Stored records:

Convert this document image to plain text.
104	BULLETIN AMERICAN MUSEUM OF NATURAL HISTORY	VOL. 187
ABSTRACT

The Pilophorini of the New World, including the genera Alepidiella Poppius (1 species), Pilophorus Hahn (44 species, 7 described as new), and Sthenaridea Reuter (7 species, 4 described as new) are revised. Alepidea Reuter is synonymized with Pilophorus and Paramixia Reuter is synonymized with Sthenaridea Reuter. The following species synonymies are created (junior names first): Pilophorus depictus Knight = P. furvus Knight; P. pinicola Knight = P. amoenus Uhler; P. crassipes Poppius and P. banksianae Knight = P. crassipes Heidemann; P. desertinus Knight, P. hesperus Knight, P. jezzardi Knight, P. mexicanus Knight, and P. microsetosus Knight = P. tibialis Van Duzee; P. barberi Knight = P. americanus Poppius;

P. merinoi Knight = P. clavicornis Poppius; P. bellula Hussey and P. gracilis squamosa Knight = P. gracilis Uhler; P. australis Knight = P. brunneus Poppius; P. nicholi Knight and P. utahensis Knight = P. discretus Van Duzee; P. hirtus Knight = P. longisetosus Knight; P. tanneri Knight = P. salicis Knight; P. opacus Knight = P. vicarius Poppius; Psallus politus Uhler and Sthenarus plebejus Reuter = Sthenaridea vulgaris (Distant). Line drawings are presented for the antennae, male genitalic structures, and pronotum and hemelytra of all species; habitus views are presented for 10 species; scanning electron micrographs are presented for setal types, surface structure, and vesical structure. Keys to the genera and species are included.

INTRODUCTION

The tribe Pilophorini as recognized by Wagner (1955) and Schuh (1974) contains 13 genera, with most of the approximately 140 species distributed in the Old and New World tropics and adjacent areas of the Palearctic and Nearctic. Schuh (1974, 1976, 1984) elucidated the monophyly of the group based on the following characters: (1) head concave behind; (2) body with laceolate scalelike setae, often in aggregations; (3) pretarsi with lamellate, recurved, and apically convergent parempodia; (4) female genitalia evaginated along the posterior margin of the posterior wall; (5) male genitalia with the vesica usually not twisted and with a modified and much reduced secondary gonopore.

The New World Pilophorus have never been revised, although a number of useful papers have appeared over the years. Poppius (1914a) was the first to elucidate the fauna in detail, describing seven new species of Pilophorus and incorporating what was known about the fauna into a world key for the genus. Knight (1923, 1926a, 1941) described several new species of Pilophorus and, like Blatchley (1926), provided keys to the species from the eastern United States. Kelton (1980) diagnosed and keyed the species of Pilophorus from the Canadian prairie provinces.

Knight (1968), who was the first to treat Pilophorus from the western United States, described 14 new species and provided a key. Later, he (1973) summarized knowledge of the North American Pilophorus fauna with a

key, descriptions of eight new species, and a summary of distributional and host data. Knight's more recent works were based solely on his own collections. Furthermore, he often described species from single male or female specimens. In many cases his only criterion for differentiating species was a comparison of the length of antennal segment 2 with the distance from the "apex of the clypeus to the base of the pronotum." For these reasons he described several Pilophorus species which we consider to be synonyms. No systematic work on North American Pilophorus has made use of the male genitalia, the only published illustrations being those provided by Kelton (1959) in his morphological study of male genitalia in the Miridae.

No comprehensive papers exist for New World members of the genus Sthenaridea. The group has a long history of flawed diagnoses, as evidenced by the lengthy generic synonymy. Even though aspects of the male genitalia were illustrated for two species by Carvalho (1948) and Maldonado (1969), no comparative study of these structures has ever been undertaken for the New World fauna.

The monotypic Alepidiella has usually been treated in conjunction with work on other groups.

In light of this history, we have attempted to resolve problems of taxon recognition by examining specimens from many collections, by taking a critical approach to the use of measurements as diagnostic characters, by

__What is required__.
Find and copy every line in the entries above where the string "work" occurs.

__Finished exercise__.
key, descriptions of eight new species, and a summary of distributional and host data. Knight's more recent works were based solely on his own collections. Furthermore, he often described species from single male or female specimens. In many cases his only criterion for differentiating species was a comparison of the length of antennal segment 2 with the distance from the "apex of the clypeus to the base of the pronotum." For these reasons he described several Pilophorus species which we consider to be synonyms. No systematic work on North American Pilophorus has made use of the male genitalia, the only published illustrations being those provided by Kelton (1959) in his morphological study of male genitalia in the Miridae.
The monotypic Alepidiella has usually been treated in conjunction with work on other groups.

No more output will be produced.